What is needed
Can you transcribe every line exactly and leave the pictures behind?
═══
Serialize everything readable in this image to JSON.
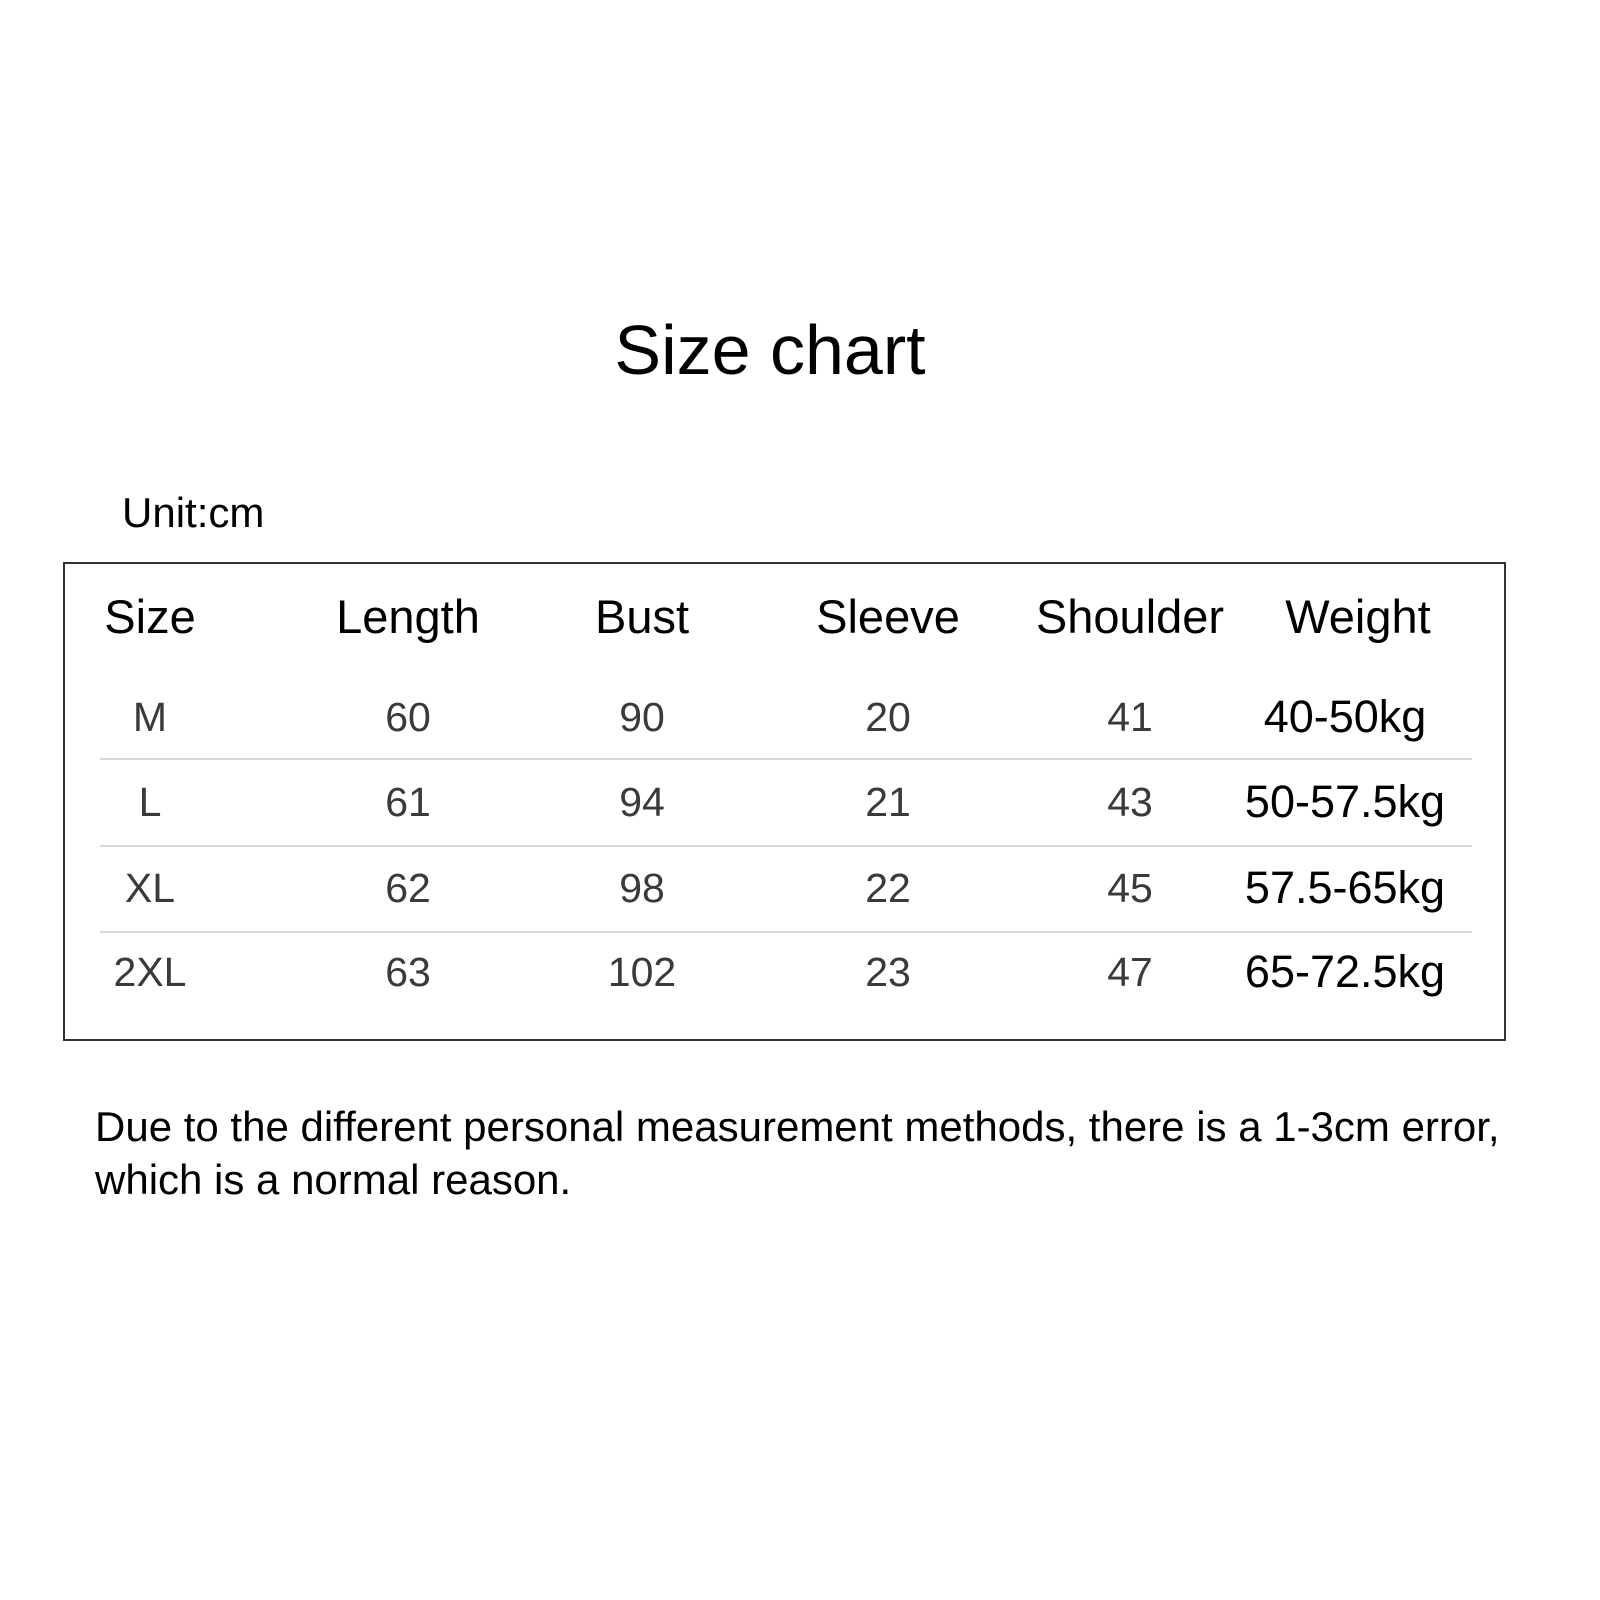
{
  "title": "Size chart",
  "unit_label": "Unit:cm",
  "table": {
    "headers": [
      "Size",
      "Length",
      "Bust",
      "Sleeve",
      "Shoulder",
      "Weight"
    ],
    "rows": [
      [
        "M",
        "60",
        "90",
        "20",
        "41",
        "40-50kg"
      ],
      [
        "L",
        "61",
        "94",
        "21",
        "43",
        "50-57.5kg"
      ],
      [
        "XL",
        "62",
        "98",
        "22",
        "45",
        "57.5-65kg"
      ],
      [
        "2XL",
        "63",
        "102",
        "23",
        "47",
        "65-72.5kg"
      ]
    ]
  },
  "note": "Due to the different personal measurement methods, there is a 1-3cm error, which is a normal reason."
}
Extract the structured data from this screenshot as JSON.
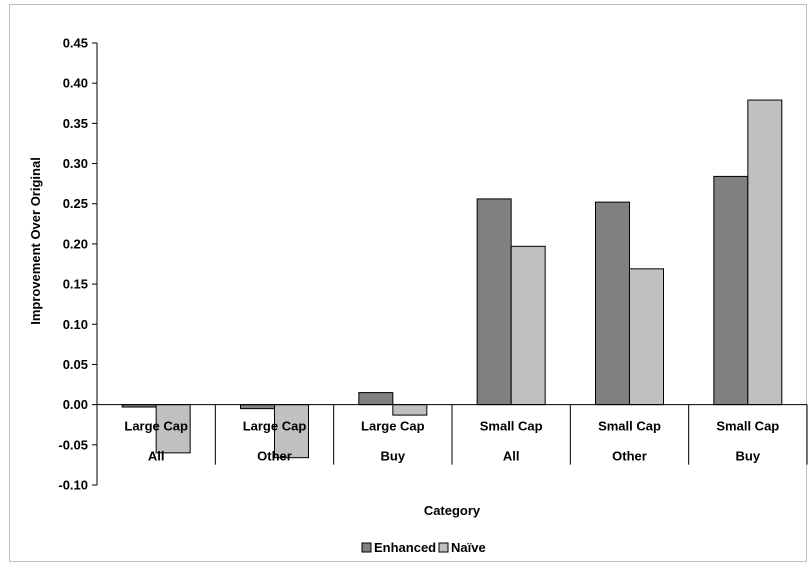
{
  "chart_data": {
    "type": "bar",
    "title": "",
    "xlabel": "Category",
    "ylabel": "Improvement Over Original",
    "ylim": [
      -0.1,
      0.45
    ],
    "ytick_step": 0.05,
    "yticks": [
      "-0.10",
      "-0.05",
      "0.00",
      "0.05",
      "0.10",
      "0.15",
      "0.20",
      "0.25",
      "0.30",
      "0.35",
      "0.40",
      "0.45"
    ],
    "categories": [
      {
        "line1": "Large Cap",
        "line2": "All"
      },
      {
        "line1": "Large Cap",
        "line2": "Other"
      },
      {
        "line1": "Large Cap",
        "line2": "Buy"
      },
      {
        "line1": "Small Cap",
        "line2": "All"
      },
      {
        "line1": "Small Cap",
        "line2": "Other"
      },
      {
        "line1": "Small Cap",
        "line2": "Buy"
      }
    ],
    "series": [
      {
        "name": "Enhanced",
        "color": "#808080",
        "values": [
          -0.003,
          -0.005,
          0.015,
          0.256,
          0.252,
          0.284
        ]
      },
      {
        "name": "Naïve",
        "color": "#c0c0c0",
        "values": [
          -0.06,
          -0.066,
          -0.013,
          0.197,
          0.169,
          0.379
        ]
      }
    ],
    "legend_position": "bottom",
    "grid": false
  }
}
═══
Correct result
Serialize everything readable in this image to JSON.
{
  "title": "Size chart",
  "unit_label": "Unit:cm",
  "table": {
    "headers": [
      "Size",
      "Length",
      "Bust",
      "Sleeve",
      "Shoulder",
      "Weight"
    ],
    "rows": [
      [
        "M",
        "60",
        "90",
        "20",
        "41",
        "40-50kg"
      ],
      [
        "L",
        "61",
        "94",
        "21",
        "43",
        "50-57.5kg"
      ],
      [
        "XL",
        "62",
        "98",
        "22",
        "45",
        "57.5-65kg"
      ],
      [
        "2XL",
        "63",
        "102",
        "23",
        "47",
        "65-72.5kg"
      ]
    ]
  },
  "note": "Due to the different personal measurement methods, there is a 1-3cm error, which is a normal reason."
}
Extract the structured data from this screenshot as JSON.
{
  "chart_data": {
    "type": "bar",
    "title": "",
    "xlabel": "Category",
    "ylabel": "Improvement Over Original",
    "ylim": [
      -0.1,
      0.45
    ],
    "ytick_step": 0.05,
    "yticks": [
      "-0.10",
      "-0.05",
      "0.00",
      "0.05",
      "0.10",
      "0.15",
      "0.20",
      "0.25",
      "0.30",
      "0.35",
      "0.40",
      "0.45"
    ],
    "categories": [
      {
        "line1": "Large Cap",
        "line2": "All"
      },
      {
        "line1": "Large Cap",
        "line2": "Other"
      },
      {
        "line1": "Large Cap",
        "line2": "Buy"
      },
      {
        "line1": "Small Cap",
        "line2": "All"
      },
      {
        "line1": "Small Cap",
        "line2": "Other"
      },
      {
        "line1": "Small Cap",
        "line2": "Buy"
      }
    ],
    "series": [
      {
        "name": "Enhanced",
        "color": "#808080",
        "values": [
          -0.003,
          -0.005,
          0.015,
          0.256,
          0.252,
          0.284
        ]
      },
      {
        "name": "Naïve",
        "color": "#c0c0c0",
        "values": [
          -0.06,
          -0.066,
          -0.013,
          0.197,
          0.169,
          0.379
        ]
      }
    ],
    "legend_position": "bottom",
    "grid": false
  }
}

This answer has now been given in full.